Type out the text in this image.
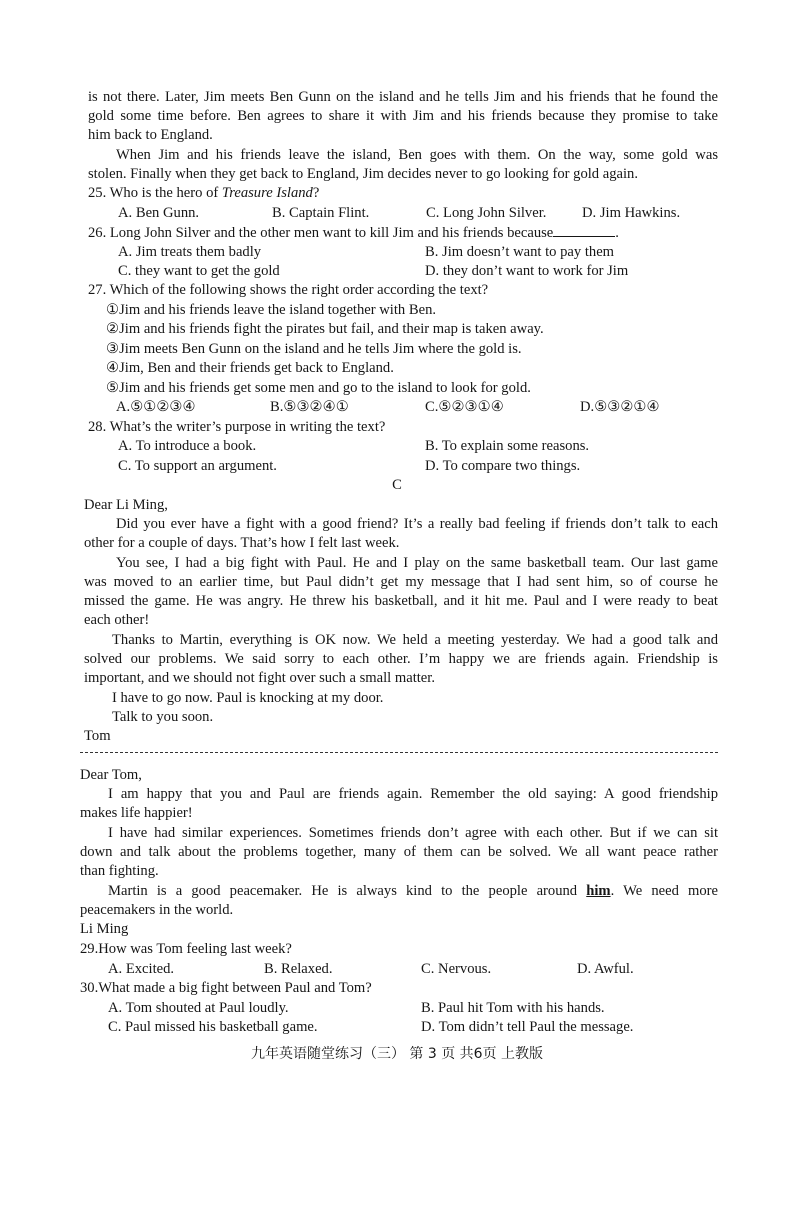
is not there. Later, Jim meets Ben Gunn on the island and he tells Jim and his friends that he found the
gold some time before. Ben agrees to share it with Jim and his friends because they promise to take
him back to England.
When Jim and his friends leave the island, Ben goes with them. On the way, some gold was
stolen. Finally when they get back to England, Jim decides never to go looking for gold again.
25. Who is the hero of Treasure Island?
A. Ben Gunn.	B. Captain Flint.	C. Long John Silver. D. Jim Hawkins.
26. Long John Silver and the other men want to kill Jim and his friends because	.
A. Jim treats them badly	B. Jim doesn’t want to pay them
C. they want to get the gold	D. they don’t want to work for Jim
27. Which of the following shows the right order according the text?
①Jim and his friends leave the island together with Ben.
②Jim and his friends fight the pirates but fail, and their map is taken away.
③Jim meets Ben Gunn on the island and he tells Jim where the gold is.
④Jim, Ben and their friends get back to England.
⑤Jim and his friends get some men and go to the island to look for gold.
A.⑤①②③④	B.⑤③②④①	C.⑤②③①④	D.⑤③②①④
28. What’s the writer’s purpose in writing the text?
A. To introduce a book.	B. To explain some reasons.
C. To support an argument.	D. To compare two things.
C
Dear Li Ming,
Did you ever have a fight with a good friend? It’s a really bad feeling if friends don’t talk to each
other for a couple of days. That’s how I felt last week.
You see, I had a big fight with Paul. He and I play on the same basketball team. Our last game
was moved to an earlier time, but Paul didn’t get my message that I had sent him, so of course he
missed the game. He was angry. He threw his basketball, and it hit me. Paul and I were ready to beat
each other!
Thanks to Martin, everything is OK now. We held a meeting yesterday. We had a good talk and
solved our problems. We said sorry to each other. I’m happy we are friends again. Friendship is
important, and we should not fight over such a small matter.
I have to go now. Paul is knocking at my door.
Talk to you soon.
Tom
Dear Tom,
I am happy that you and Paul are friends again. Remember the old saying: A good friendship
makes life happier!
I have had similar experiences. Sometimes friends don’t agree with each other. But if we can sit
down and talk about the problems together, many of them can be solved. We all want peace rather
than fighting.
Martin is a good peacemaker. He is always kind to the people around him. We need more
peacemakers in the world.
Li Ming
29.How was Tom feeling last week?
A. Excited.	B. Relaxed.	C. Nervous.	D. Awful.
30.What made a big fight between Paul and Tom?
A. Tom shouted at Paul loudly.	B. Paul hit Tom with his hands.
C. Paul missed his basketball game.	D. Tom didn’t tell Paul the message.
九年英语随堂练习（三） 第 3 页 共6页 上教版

REQUIREMENT:
Go through the material above and copy each line that has the word "again".

TASK RESPONSE:
stolen. Finally when they get back to England, Jim decides never to go looking for gold again.
solved our problems. We said sorry to each other. I’m happy we are friends again. Friendship is
I am happy that you and Paul are friends again. Remember the old saying: A good friendship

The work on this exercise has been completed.